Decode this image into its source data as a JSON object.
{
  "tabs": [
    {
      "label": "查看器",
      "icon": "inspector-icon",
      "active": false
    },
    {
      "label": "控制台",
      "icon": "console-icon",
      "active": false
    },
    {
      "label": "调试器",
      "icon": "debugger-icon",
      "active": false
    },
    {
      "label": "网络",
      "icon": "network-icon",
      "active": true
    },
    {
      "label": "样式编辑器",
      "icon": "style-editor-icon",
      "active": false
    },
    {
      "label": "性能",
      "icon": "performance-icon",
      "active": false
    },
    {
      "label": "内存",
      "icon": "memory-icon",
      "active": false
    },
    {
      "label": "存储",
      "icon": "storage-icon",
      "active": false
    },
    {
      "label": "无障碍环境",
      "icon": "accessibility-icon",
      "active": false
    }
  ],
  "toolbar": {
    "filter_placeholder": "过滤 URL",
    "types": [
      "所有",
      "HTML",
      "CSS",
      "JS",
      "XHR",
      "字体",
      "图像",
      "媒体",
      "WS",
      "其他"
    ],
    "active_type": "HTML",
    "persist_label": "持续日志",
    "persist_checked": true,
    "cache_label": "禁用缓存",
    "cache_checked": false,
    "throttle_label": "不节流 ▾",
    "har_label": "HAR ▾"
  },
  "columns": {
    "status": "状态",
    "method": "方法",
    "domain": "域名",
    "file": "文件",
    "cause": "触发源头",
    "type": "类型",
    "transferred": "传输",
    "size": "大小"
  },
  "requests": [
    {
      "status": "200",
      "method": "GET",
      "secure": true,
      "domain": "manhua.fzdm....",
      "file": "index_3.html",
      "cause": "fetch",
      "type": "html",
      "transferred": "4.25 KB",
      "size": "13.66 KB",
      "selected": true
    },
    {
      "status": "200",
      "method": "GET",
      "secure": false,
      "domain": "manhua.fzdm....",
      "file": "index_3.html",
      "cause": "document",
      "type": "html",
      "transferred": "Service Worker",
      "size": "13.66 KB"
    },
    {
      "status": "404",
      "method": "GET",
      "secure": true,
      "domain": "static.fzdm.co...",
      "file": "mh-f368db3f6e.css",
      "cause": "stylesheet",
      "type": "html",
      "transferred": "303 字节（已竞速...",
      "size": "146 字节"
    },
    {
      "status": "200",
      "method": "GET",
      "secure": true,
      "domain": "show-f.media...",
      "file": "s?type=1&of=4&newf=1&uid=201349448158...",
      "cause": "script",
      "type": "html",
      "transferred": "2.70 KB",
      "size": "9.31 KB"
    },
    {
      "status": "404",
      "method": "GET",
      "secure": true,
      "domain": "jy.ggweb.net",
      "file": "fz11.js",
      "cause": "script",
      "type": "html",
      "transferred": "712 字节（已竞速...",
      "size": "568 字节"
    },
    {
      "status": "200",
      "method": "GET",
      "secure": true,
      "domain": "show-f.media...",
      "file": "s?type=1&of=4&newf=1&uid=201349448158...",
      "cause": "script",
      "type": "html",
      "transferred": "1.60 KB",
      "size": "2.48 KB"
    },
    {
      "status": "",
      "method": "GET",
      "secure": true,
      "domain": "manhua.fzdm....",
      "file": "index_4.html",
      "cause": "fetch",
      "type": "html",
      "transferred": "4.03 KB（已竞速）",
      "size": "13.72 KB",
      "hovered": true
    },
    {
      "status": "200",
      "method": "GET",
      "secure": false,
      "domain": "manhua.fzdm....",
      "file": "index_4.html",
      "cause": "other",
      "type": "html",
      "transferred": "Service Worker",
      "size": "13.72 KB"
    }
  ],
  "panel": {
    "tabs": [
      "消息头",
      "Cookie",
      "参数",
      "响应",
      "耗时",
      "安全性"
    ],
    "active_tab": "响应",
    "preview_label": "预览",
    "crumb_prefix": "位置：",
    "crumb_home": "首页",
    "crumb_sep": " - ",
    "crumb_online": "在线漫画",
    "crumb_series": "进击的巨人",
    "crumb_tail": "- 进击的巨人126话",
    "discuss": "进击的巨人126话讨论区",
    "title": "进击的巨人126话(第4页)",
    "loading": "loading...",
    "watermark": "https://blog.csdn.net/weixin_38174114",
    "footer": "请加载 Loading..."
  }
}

* * *

:: WHAT IS REQUIRED ::
Take the entries and copy them out exactly.

:: OUTPUT BELOW ::
Decode this image into its source data as a JSON object.
{
  "tabs": [
    {
      "label": "查看器",
      "icon": "inspector-icon",
      "active": false
    },
    {
      "label": "控制台",
      "icon": "console-icon",
      "active": false
    },
    {
      "label": "调试器",
      "icon": "debugger-icon",
      "active": false
    },
    {
      "label": "网络",
      "icon": "network-icon",
      "active": true
    },
    {
      "label": "样式编辑器",
      "icon": "style-editor-icon",
      "active": false
    },
    {
      "label": "性能",
      "icon": "performance-icon",
      "active": false
    },
    {
      "label": "内存",
      "icon": "memory-icon",
      "active": false
    },
    {
      "label": "存储",
      "icon": "storage-icon",
      "active": false
    },
    {
      "label": "无障碍环境",
      "icon": "accessibility-icon",
      "active": false
    }
  ],
  "toolbar": {
    "filter_placeholder": "过滤 URL",
    "types": [
      "所有",
      "HTML",
      "CSS",
      "JS",
      "XHR",
      "字体",
      "图像",
      "媒体",
      "WS",
      "其他"
    ],
    "active_type": "HTML",
    "persist_label": "持续日志",
    "persist_checked": true,
    "cache_label": "禁用缓存",
    "cache_checked": false,
    "throttle_label": "不节流 ▾",
    "har_label": "HAR ▾"
  },
  "columns": {
    "status": "状态",
    "method": "方法",
    "domain": "域名",
    "file": "文件",
    "cause": "触发源头",
    "type": "类型",
    "transferred": "传输",
    "size": "大小"
  },
  "requests": [
    {
      "status": "200",
      "method": "GET",
      "secure": true,
      "domain": "manhua.fzdm....",
      "file": "index_3.html",
      "cause": "fetch",
      "type": "html",
      "transferred": "4.25 KB",
      "size": "13.66 KB",
      "selected": true
    },
    {
      "status": "200",
      "method": "GET",
      "secure": false,
      "domain": "manhua.fzdm....",
      "file": "index_3.html",
      "cause": "document",
      "type": "html",
      "transferred": "Service Worker",
      "size": "13.66 KB"
    },
    {
      "status": "404",
      "method": "GET",
      "secure": true,
      "domain": "static.fzdm.co...",
      "file": "mh-f368db3f6e.css",
      "cause": "stylesheet",
      "type": "html",
      "transferred": "303 字节（已竞速...",
      "size": "146 字节"
    },
    {
      "status": "200",
      "method": "GET",
      "secure": true,
      "domain": "show-f.media...",
      "file": "s?type=1&of=4&newf=1&uid=201349448158...",
      "cause": "script",
      "type": "html",
      "transferred": "2.70 KB",
      "size": "9.31 KB"
    },
    {
      "status": "404",
      "method": "GET",
      "secure": true,
      "domain": "jy.ggweb.net",
      "file": "fz11.js",
      "cause": "script",
      "type": "html",
      "transferred": "712 字节（已竞速...",
      "size": "568 字节"
    },
    {
      "status": "200",
      "method": "GET",
      "secure": true,
      "domain": "show-f.media...",
      "file": "s?type=1&of=4&newf=1&uid=201349448158...",
      "cause": "script",
      "type": "html",
      "transferred": "1.60 KB",
      "size": "2.48 KB"
    },
    {
      "status": "",
      "method": "GET",
      "secure": true,
      "domain": "manhua.fzdm....",
      "file": "index_4.html",
      "cause": "fetch",
      "type": "html",
      "transferred": "4.03 KB（已竞速）",
      "size": "13.72 KB",
      "hovered": true
    },
    {
      "status": "200",
      "method": "GET",
      "secure": false,
      "domain": "manhua.fzdm....",
      "file": "index_4.html",
      "cause": "other",
      "type": "html",
      "transferred": "Service Worker",
      "size": "13.72 KB"
    }
  ],
  "panel": {
    "tabs": [
      "消息头",
      "Cookie",
      "参数",
      "响应",
      "耗时",
      "安全性"
    ],
    "active_tab": "响应",
    "preview_label": "预览",
    "crumb_prefix": "位置：",
    "crumb_home": "首页",
    "crumb_sep": " - ",
    "crumb_online": "在线漫画",
    "crumb_series": "进击的巨人",
    "crumb_tail": "- 进击的巨人126话",
    "discuss": "进击的巨人126话讨论区",
    "title": "进击的巨人126话(第4页)",
    "loading": "loading...",
    "watermark": "https://blog.csdn.net/weixin_38174114",
    "footer": "请加载 Loading..."
  }
}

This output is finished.